You are to retype all of the data exactly as it appears.

STORED DATA ▸

*****

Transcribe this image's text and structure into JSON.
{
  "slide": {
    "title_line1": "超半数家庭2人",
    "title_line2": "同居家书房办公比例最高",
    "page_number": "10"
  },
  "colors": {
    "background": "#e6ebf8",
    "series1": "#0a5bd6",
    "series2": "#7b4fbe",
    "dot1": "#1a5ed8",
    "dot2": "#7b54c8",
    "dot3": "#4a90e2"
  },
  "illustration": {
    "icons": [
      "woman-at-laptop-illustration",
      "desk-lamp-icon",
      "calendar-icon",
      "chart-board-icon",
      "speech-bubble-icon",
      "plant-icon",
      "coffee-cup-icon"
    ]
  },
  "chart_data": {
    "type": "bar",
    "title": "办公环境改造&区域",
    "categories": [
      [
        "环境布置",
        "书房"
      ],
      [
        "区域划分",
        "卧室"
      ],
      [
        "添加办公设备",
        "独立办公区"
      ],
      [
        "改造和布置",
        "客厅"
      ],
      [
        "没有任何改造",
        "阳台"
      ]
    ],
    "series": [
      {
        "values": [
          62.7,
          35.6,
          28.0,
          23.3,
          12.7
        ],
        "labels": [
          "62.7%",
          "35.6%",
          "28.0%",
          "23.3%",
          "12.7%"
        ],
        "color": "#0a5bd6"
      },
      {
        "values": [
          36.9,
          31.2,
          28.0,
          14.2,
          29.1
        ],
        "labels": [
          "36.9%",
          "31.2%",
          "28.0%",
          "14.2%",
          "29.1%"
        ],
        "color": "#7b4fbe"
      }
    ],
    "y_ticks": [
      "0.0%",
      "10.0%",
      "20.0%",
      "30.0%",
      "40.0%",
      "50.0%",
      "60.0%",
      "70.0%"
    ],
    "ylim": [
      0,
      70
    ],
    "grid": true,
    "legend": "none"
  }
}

*****

CORRECT RESULT ▸
Transcribe this image's text and structure into JSON.
{
  "slide": {
    "title_line1": "超半数家庭2人",
    "title_line2": "同居家书房办公比例最高",
    "page_number": "10"
  },
  "colors": {
    "background": "#e6ebf8",
    "series1": "#0a5bd6",
    "series2": "#7b4fbe",
    "dot1": "#1a5ed8",
    "dot2": "#7b54c8",
    "dot3": "#4a90e2"
  },
  "illustration": {
    "icons": [
      "woman-at-laptop-illustration",
      "desk-lamp-icon",
      "calendar-icon",
      "chart-board-icon",
      "speech-bubble-icon",
      "plant-icon",
      "coffee-cup-icon"
    ]
  },
  "chart_data": {
    "type": "bar",
    "title": "办公环境改造&区域",
    "categories": [
      [
        "环境布置",
        "书房"
      ],
      [
        "区域划分",
        "卧室"
      ],
      [
        "添加办公设备",
        "独立办公区"
      ],
      [
        "改造和布置",
        "客厅"
      ],
      [
        "没有任何改造",
        "阳台"
      ]
    ],
    "series": [
      {
        "values": [
          62.7,
          35.6,
          28.0,
          23.3,
          12.7
        ],
        "labels": [
          "62.7%",
          "35.6%",
          "28.0%",
          "23.3%",
          "12.7%"
        ],
        "color": "#0a5bd6"
      },
      {
        "values": [
          36.9,
          31.2,
          28.0,
          14.2,
          29.1
        ],
        "labels": [
          "36.9%",
          "31.2%",
          "28.0%",
          "14.2%",
          "29.1%"
        ],
        "color": "#7b4fbe"
      }
    ],
    "y_ticks": [
      "0.0%",
      "10.0%",
      "20.0%",
      "30.0%",
      "40.0%",
      "50.0%",
      "60.0%",
      "70.0%"
    ],
    "ylim": [
      0,
      70
    ],
    "grid": true,
    "legend": "none"
  }
}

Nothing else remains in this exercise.